DIRECTIONS FOR THIS TASK> Transcribe the lines below verbatim, skipping the images.

EXTRACTED DATA>

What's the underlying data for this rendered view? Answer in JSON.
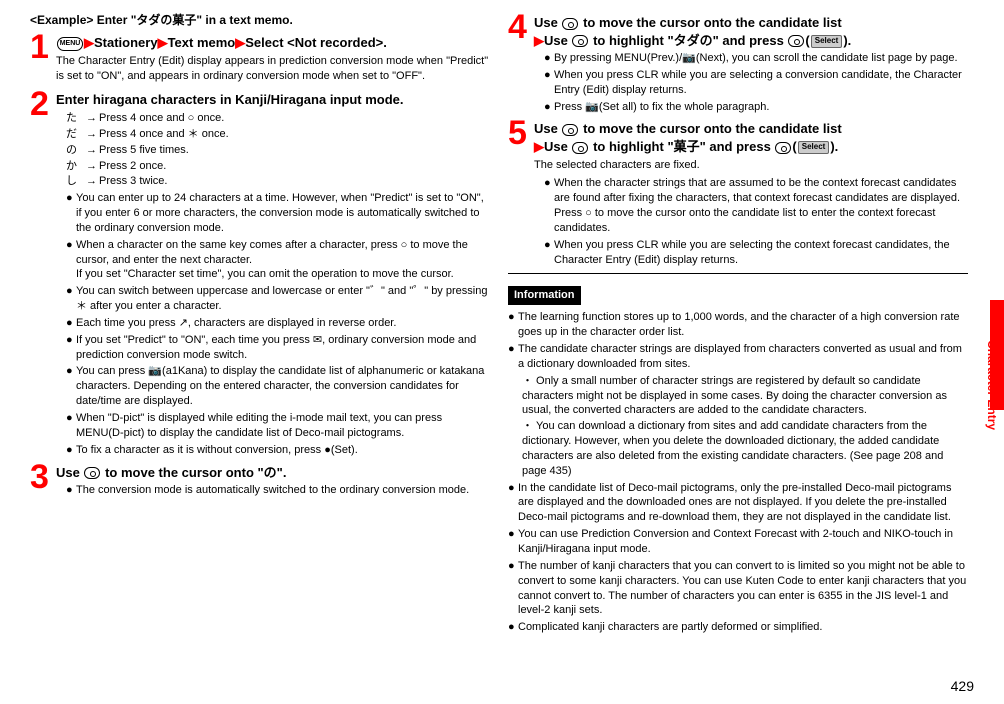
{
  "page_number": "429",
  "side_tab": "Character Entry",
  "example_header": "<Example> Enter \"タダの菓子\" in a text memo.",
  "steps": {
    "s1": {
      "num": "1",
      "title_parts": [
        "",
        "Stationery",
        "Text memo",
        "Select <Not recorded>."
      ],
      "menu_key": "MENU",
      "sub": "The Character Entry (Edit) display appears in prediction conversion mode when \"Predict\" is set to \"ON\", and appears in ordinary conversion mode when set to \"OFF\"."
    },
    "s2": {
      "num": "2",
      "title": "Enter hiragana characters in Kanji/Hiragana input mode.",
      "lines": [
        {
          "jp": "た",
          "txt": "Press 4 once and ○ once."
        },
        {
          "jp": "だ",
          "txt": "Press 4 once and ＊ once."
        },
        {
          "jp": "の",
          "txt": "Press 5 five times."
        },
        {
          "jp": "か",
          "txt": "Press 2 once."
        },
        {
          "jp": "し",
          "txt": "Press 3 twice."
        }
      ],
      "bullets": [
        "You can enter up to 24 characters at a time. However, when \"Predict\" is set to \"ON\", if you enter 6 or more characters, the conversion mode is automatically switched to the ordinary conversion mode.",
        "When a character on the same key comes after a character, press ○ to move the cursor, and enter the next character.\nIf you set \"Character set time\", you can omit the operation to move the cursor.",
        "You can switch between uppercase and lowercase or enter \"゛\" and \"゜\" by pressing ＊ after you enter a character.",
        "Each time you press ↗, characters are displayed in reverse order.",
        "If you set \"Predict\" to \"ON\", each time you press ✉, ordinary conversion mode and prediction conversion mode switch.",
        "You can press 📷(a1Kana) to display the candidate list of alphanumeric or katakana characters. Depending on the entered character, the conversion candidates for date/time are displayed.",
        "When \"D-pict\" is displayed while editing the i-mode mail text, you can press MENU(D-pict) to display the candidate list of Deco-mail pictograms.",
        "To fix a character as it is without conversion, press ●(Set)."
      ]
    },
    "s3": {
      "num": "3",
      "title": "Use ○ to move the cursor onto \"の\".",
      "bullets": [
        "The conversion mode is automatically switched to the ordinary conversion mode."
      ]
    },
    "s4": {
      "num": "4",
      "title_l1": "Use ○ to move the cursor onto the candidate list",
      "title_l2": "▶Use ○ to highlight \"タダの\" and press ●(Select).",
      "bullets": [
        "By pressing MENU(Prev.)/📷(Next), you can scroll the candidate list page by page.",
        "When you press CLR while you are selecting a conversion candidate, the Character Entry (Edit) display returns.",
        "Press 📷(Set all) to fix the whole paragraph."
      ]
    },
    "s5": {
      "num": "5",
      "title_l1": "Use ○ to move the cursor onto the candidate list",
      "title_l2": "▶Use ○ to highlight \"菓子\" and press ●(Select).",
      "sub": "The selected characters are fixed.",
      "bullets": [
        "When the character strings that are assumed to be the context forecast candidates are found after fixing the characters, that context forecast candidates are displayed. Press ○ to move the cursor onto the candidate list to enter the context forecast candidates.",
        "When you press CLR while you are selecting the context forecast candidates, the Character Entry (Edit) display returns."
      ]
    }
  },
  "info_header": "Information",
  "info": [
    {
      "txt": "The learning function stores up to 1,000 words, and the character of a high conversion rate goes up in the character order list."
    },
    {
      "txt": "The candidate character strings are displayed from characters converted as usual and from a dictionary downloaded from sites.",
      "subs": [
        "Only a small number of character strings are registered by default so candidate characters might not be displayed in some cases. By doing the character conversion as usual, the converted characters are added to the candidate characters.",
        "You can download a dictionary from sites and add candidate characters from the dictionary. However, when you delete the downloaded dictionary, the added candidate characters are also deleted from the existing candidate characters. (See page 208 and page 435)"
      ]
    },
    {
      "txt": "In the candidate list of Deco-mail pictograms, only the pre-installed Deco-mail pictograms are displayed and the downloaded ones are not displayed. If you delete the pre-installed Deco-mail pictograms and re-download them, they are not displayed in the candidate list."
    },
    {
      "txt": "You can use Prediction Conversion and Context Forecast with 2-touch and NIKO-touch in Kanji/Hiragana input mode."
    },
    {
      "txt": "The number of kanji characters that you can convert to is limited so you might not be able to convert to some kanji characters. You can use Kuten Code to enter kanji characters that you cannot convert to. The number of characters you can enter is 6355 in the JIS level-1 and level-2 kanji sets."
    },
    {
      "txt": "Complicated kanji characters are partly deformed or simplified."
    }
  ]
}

SOLVED EXERCISE>
What's the underlying data for this rendered view? Answer in JSON.
{
  "page_number": "429",
  "side_tab": "Character Entry",
  "example_header": "<Example> Enter \"タダの菓子\" in a text memo.",
  "steps": {
    "s1": {
      "num": "1",
      "title_parts": [
        "",
        "Stationery",
        "Text memo",
        "Select <Not recorded>."
      ],
      "menu_key": "MENU",
      "sub": "The Character Entry (Edit) display appears in prediction conversion mode when \"Predict\" is set to \"ON\", and appears in ordinary conversion mode when set to \"OFF\"."
    },
    "s2": {
      "num": "2",
      "title": "Enter hiragana characters in Kanji/Hiragana input mode.",
      "lines": [
        {
          "jp": "た",
          "txt": "Press 4 once and ○ once."
        },
        {
          "jp": "だ",
          "txt": "Press 4 once and ＊ once."
        },
        {
          "jp": "の",
          "txt": "Press 5 five times."
        },
        {
          "jp": "か",
          "txt": "Press 2 once."
        },
        {
          "jp": "し",
          "txt": "Press 3 twice."
        }
      ],
      "bullets": [
        "You can enter up to 24 characters at a time. However, when \"Predict\" is set to \"ON\", if you enter 6 or more characters, the conversion mode is automatically switched to the ordinary conversion mode.",
        "When a character on the same key comes after a character, press ○ to move the cursor, and enter the next character.\nIf you set \"Character set time\", you can omit the operation to move the cursor.",
        "You can switch between uppercase and lowercase or enter \"゛\" and \"゜\" by pressing ＊ after you enter a character.",
        "Each time you press ↗, characters are displayed in reverse order.",
        "If you set \"Predict\" to \"ON\", each time you press ✉, ordinary conversion mode and prediction conversion mode switch.",
        "You can press 📷(a1Kana) to display the candidate list of alphanumeric or katakana characters. Depending on the entered character, the conversion candidates for date/time are displayed.",
        "When \"D-pict\" is displayed while editing the i-mode mail text, you can press MENU(D-pict) to display the candidate list of Deco-mail pictograms.",
        "To fix a character as it is without conversion, press ●(Set)."
      ]
    },
    "s3": {
      "num": "3",
      "title": "Use ○ to move the cursor onto \"の\".",
      "bullets": [
        "The conversion mode is automatically switched to the ordinary conversion mode."
      ]
    },
    "s4": {
      "num": "4",
      "title_l1": "Use ○ to move the cursor onto the candidate list",
      "title_l2": "▶Use ○ to highlight \"タダの\" and press ●(Select).",
      "bullets": [
        "By pressing MENU(Prev.)/📷(Next), you can scroll the candidate list page by page.",
        "When you press CLR while you are selecting a conversion candidate, the Character Entry (Edit) display returns.",
        "Press 📷(Set all) to fix the whole paragraph."
      ]
    },
    "s5": {
      "num": "5",
      "title_l1": "Use ○ to move the cursor onto the candidate list",
      "title_l2": "▶Use ○ to highlight \"菓子\" and press ●(Select).",
      "sub": "The selected characters are fixed.",
      "bullets": [
        "When the character strings that are assumed to be the context forecast candidates are found after fixing the characters, that context forecast candidates are displayed. Press ○ to move the cursor onto the candidate list to enter the context forecast candidates.",
        "When you press CLR while you are selecting the context forecast candidates, the Character Entry (Edit) display returns."
      ]
    }
  },
  "info_header": "Information",
  "info": [
    {
      "txt": "The learning function stores up to 1,000 words, and the character of a high conversion rate goes up in the character order list."
    },
    {
      "txt": "The candidate character strings are displayed from characters converted as usual and from a dictionary downloaded from sites.",
      "subs": [
        "Only a small number of character strings are registered by default so candidate characters might not be displayed in some cases. By doing the character conversion as usual, the converted characters are added to the candidate characters.",
        "You can download a dictionary from sites and add candidate characters from the dictionary. However, when you delete the downloaded dictionary, the added candidate characters are also deleted from the existing candidate characters. (See page 208 and page 435)"
      ]
    },
    {
      "txt": "In the candidate list of Deco-mail pictograms, only the pre-installed Deco-mail pictograms are displayed and the downloaded ones are not displayed. If you delete the pre-installed Deco-mail pictograms and re-download them, they are not displayed in the candidate list."
    },
    {
      "txt": "You can use Prediction Conversion and Context Forecast with 2-touch and NIKO-touch in Kanji/Hiragana input mode."
    },
    {
      "txt": "The number of kanji characters that you can convert to is limited so you might not be able to convert to some kanji characters. You can use Kuten Code to enter kanji characters that you cannot convert to. The number of characters you can enter is 6355 in the JIS level-1 and level-2 kanji sets."
    },
    {
      "txt": "Complicated kanji characters are partly deformed or simplified."
    }
  ]
}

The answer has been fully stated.